THE EXERCISE:
Your job is to restate each entry word for word.

(Stored records)
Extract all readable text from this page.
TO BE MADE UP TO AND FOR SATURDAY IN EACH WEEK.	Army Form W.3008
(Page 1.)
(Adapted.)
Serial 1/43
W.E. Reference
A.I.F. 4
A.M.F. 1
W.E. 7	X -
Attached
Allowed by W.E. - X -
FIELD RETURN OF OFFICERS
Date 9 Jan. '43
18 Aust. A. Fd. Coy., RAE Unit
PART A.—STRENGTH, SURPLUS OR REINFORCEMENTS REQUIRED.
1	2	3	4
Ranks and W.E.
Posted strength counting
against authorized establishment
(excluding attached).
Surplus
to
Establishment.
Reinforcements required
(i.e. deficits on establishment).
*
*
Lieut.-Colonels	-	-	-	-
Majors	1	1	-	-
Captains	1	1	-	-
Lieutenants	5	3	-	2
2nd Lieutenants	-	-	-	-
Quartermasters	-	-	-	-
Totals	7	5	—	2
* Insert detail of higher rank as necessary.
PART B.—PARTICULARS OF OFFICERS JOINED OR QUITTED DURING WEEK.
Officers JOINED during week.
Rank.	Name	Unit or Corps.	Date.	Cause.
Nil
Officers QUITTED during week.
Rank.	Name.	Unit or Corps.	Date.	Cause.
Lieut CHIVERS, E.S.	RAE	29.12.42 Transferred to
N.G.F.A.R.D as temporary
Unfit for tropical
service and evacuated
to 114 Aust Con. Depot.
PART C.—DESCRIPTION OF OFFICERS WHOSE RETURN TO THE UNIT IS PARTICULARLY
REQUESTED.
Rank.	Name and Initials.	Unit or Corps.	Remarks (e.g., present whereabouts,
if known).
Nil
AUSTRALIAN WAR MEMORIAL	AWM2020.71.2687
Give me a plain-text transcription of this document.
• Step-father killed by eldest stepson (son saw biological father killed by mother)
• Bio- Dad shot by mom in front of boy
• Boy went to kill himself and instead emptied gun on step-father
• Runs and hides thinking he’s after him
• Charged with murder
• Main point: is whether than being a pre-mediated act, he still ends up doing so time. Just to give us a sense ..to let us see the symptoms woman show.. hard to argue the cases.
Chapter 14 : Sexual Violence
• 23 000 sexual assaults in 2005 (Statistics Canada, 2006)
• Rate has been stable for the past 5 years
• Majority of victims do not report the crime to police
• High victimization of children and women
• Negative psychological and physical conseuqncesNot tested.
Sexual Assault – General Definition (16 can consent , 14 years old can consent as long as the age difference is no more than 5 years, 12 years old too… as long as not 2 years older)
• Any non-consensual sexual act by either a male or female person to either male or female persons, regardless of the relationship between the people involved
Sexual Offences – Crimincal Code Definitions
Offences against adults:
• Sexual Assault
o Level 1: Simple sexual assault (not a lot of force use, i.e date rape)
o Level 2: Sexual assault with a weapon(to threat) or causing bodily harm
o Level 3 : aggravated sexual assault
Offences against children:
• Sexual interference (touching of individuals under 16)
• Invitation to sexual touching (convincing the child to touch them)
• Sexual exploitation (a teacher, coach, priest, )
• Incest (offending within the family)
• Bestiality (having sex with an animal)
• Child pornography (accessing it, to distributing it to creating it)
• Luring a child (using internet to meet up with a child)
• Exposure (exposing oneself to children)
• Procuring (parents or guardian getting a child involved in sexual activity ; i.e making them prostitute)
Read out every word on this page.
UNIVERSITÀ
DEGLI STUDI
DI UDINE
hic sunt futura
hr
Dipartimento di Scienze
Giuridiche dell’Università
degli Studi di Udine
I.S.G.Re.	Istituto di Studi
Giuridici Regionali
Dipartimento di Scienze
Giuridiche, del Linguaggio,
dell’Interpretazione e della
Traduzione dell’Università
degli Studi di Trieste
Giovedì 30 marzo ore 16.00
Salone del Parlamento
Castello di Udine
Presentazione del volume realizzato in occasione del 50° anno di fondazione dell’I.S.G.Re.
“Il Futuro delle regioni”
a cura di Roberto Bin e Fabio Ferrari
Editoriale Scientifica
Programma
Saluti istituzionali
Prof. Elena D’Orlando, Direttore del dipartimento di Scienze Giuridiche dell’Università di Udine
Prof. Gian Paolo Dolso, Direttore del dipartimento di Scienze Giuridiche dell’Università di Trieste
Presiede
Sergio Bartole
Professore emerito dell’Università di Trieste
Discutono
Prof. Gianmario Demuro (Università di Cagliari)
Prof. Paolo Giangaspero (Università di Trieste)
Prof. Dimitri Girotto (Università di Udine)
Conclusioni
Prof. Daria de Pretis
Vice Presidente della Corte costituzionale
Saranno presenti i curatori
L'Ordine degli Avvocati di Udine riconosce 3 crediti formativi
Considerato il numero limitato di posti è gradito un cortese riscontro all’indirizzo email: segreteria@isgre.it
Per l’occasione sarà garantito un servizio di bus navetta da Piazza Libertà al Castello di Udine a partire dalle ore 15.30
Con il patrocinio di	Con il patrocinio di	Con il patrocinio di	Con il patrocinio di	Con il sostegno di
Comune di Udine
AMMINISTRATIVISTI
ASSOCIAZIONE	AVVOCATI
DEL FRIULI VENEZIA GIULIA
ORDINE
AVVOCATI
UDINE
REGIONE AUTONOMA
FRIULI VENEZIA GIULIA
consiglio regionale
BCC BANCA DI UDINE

RESULT OF THIS TASK:
Extract all readable text from this page.
TO BE MADE UP TO AND FOR SATURDAY IN EACH WEEK.	Army Form W.3008
(Page 1.)
(Adapted.)
Serial 1/43
W.E. Reference
A.I.F. 4
A.M.F. 1
W.E. 7	X -
Attached
Allowed by W.E. - X -
FIELD RETURN OF OFFICERS
Date 9 Jan. '43
18 Aust. A. Fd. Coy., RAE Unit
PART A.—STRENGTH, SURPLUS OR REINFORCEMENTS REQUIRED.
1	2	3	4
Ranks and W.E.
Posted strength counting
against authorized establishment
(excluding attached).
Surplus
to
Establishment.
Reinforcements required
(i.e. deficits on establishment).
*
*
Lieut.-Colonels	-	-	-	-
Majors	1	1	-	-
Captains	1	1	-	-
Lieutenants	5	3	-	2
2nd Lieutenants	-	-	-	-
Quartermasters	-	-	-	-
Totals	7	5	—	2
* Insert detail of higher rank as necessary.
PART B.—PARTICULARS OF OFFICERS JOINED OR QUITTED DURING WEEK.
Officers JOINED during week.
Rank.	Name	Unit or Corps.	Date.	Cause.
Nil
Officers QUITTED during week.
Rank.	Name.	Unit or Corps.	Date.	Cause.
Lieut CHIVERS, E.S.	RAE	29.12.42 Transferred to
N.G.F.A.R.D as temporary
Unfit for tropical
service and evacuated
to 114 Aust Con. Depot.
PART C.—DESCRIPTION OF OFFICERS WHOSE RETURN TO THE UNIT IS PARTICULARLY
REQUESTED.
Rank.	Name and Initials.	Unit or Corps.	Remarks (e.g., present whereabouts,
if known).
Nil
AUSTRALIAN WAR MEMORIAL	AWM2020.71.2687
Give me a plain-text transcription of this document.
• Step-father killed by eldest stepson (son saw biological father killed by mother)
• Bio- Dad shot by mom in front of boy
• Boy went to kill himself and instead emptied gun on step-father
• Runs and hides thinking he’s after him
• Charged with murder
• Main point: is whether than being a pre-mediated act, he still ends up doing so time. Just to give us a sense ..to let us see the symptoms woman show.. hard to argue the cases.
Chapter 14 : Sexual Violence
• 23 000 sexual assaults in 2005 (Statistics Canada, 2006)
• Rate has been stable for the past 5 years
• Majority of victims do not report the crime to police
• High victimization of children and women
• Negative psychological and physical conseuqncesNot tested.
Sexual Assault – General Definition (16 can consent , 14 years old can consent as long as the age difference is no more than 5 years, 12 years old too… as long as not 2 years older)
• Any non-consensual sexual act by either a male or female person to either male or female persons, regardless of the relationship between the people involved
Sexual Offences – Crimincal Code Definitions
Offences against adults:
• Sexual Assault
o Level 1: Simple sexual assault (not a lot of force use, i.e date rape)
o Level 2: Sexual assault with a weapon(to threat) or causing bodily harm
o Level 3 : aggravated sexual assault
Offences against children:
• Sexual interference (touching of individuals under 16)
• Invitation to sexual touching (convincing the child to touch them)
• Sexual exploitation (a teacher, coach, priest, )
• Incest (offending within the family)
• Bestiality (having sex with an animal)
• Child pornography (accessing it, to distributing it to creating it)
• Luring a child (using internet to meet up with a child)
• Exposure (exposing oneself to children)
• Procuring (parents or guardian getting a child involved in sexual activity ; i.e making them prostitute)
Read out every word on this page.
UNIVERSITÀ
DEGLI STUDI
DI UDINE
hic sunt futura
hr
Dipartimento di Scienze
Giuridiche dell’Università
degli Studi di Udine
I.S.G.Re.	Istituto di Studi
Giuridici Regionali
Dipartimento di Scienze
Giuridiche, del Linguaggio,
dell’Interpretazione e della
Traduzione dell’Università
degli Studi di Trieste
Giovedì 30 marzo ore 16.00
Salone del Parlamento
Castello di Udine
Presentazione del volume realizzato in occasione del 50° anno di fondazione dell’I.S.G.Re.
“Il Futuro delle regioni”
a cura di Roberto Bin e Fabio Ferrari
Editoriale Scientifica
Programma
Saluti istituzionali
Prof. Elena D’Orlando, Direttore del dipartimento di Scienze Giuridiche dell’Università di Udine
Prof. Gian Paolo Dolso, Direttore del dipartimento di Scienze Giuridiche dell’Università di Trieste
Presiede
Sergio Bartole
Professore emerito dell’Università di Trieste
Discutono
Prof. Gianmario Demuro (Università di Cagliari)
Prof. Paolo Giangaspero (Università di Trieste)
Prof. Dimitri Girotto (Università di Udine)
Conclusioni
Prof. Daria de Pretis
Vice Presidente della Corte costituzionale
Saranno presenti i curatori
L'Ordine degli Avvocati di Udine riconosce 3 crediti formativi
Considerato il numero limitato di posti è gradito un cortese riscontro all’indirizzo email: segreteria@isgre.it
Per l’occasione sarà garantito un servizio di bus navetta da Piazza Libertà al Castello di Udine a partire dalle ore 15.30
Con il patrocinio di	Con il patrocinio di	Con il patrocinio di	Con il patrocinio di	Con il sostegno di
Comune di Udine
AMMINISTRATIVISTI
ASSOCIAZIONE	AVVOCATI
DEL FRIULI VENEZIA GIULIA
ORDINE
AVVOCATI
UDINE
REGIONE AUTONOMA
FRIULI VENEZIA GIULIA
consiglio regionale
BCC BANCA DI UDINE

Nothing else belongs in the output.